Work to be completed:
Copy each line with the word "screenshot" in it.

Records provided:

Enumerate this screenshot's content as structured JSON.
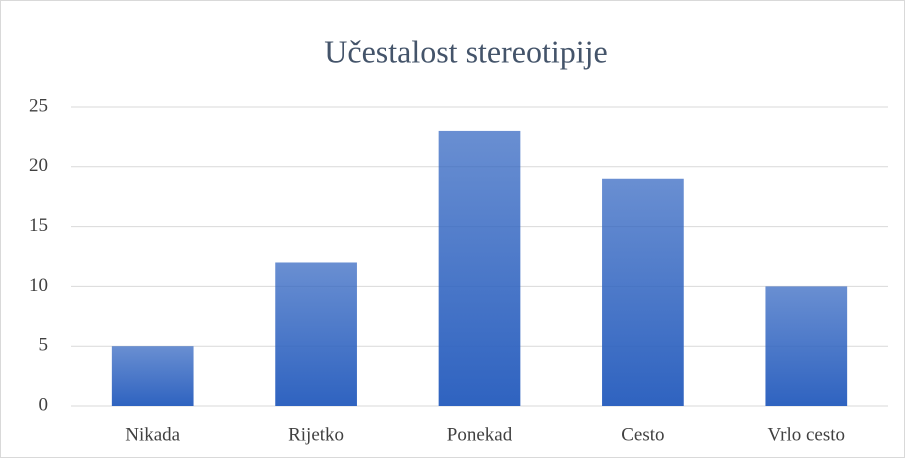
{
  "chart_data": {
    "type": "bar",
    "title": "Učestalost stereotipije",
    "categories": [
      "Nikada",
      "Rijetko",
      "Ponekad",
      "Cesto",
      "Vrlo cesto"
    ],
    "values": [
      5,
      12,
      23,
      19,
      10
    ],
    "color": "#2f63c0",
    "ylim": [
      0,
      25
    ],
    "yticks": [
      0,
      5,
      10,
      15,
      20,
      25
    ],
    "grid": true
  }
}
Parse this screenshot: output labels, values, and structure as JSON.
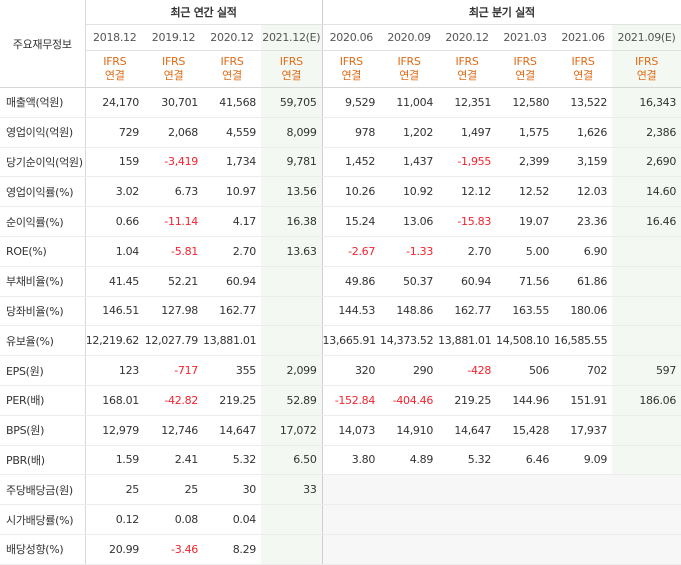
{
  "table": {
    "corner_label": "주요재무정보",
    "group_headers": {
      "annual": "최근 연간 실적",
      "quarterly": "최근 분기 실적"
    },
    "periods": [
      "2018.12",
      "2019.12",
      "2020.12",
      "2021.12(E)",
      "2020.06",
      "2020.09",
      "2020.12",
      "2021.03",
      "2021.06",
      "2021.09(E)"
    ],
    "ifrs_label": "IFRS",
    "basis_label": "연결",
    "rows": [
      {
        "label": "매출액(억원)",
        "values": [
          "24,170",
          "30,701",
          "41,568",
          "59,705",
          "9,529",
          "11,004",
          "12,351",
          "12,580",
          "13,522",
          "16,343"
        ]
      },
      {
        "label": "영업이익(억원)",
        "values": [
          "729",
          "2,068",
          "4,559",
          "8,099",
          "978",
          "1,202",
          "1,497",
          "1,575",
          "1,626",
          "2,386"
        ]
      },
      {
        "label": "당기순이익(억원)",
        "values": [
          "159",
          "-3,419",
          "1,734",
          "9,781",
          "1,452",
          "1,437",
          "-1,955",
          "2,399",
          "3,159",
          "2,690"
        ]
      },
      {
        "label": "영업이익률(%)",
        "values": [
          "3.02",
          "6.73",
          "10.97",
          "13.56",
          "10.26",
          "10.92",
          "12.12",
          "12.52",
          "12.03",
          "14.60"
        ]
      },
      {
        "label": "순이익률(%)",
        "values": [
          "0.66",
          "-11.14",
          "4.17",
          "16.38",
          "15.24",
          "13.06",
          "-15.83",
          "19.07",
          "23.36",
          "16.46"
        ]
      },
      {
        "label": "ROE(%)",
        "values": [
          "1.04",
          "-5.81",
          "2.70",
          "13.63",
          "-2.67",
          "-1.33",
          "2.70",
          "5.00",
          "6.90",
          ""
        ]
      },
      {
        "label": "부채비율(%)",
        "values": [
          "41.45",
          "52.21",
          "60.94",
          "",
          "49.86",
          "50.37",
          "60.94",
          "71.56",
          "61.86",
          ""
        ]
      },
      {
        "label": "당좌비율(%)",
        "values": [
          "146.51",
          "127.98",
          "162.77",
          "",
          "144.53",
          "148.86",
          "162.77",
          "163.55",
          "180.06",
          ""
        ]
      },
      {
        "label": "유보율(%)",
        "values": [
          "12,219.62",
          "12,027.79",
          "13,881.01",
          "",
          "13,665.91",
          "14,373.52",
          "13,881.01",
          "14,508.10",
          "16,585.55",
          ""
        ]
      },
      {
        "label": "EPS(원)",
        "values": [
          "123",
          "-717",
          "355",
          "2,099",
          "320",
          "290",
          "-428",
          "506",
          "702",
          "597"
        ]
      },
      {
        "label": "PER(배)",
        "values": [
          "168.01",
          "-42.82",
          "219.25",
          "52.89",
          "-152.84",
          "-404.46",
          "219.25",
          "144.96",
          "151.91",
          "186.06"
        ]
      },
      {
        "label": "BPS(원)",
        "values": [
          "12,979",
          "12,746",
          "14,647",
          "17,072",
          "14,073",
          "14,910",
          "14,647",
          "15,428",
          "17,937",
          ""
        ]
      },
      {
        "label": "PBR(배)",
        "values": [
          "1.59",
          "2.41",
          "5.32",
          "6.50",
          "3.80",
          "4.89",
          "5.32",
          "6.46",
          "9.09",
          ""
        ]
      },
      {
        "label": "주당배당금(원)",
        "values": [
          "25",
          "25",
          "30",
          "33",
          "",
          "",
          "",
          "",
          "",
          ""
        ]
      },
      {
        "label": "시가배당률(%)",
        "values": [
          "0.12",
          "0.08",
          "0.04",
          "",
          "",
          "",
          "",
          "",
          "",
          ""
        ]
      },
      {
        "label": "배당성향(%)",
        "values": [
          "20.99",
          "-3.46",
          "8.29",
          "",
          "",
          "",
          "",
          "",
          "",
          ""
        ]
      }
    ]
  }
}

Response:
Enumerate this screenshot's content as structured JSON.
Parse this screenshot: output labels, values, and structure as JSON.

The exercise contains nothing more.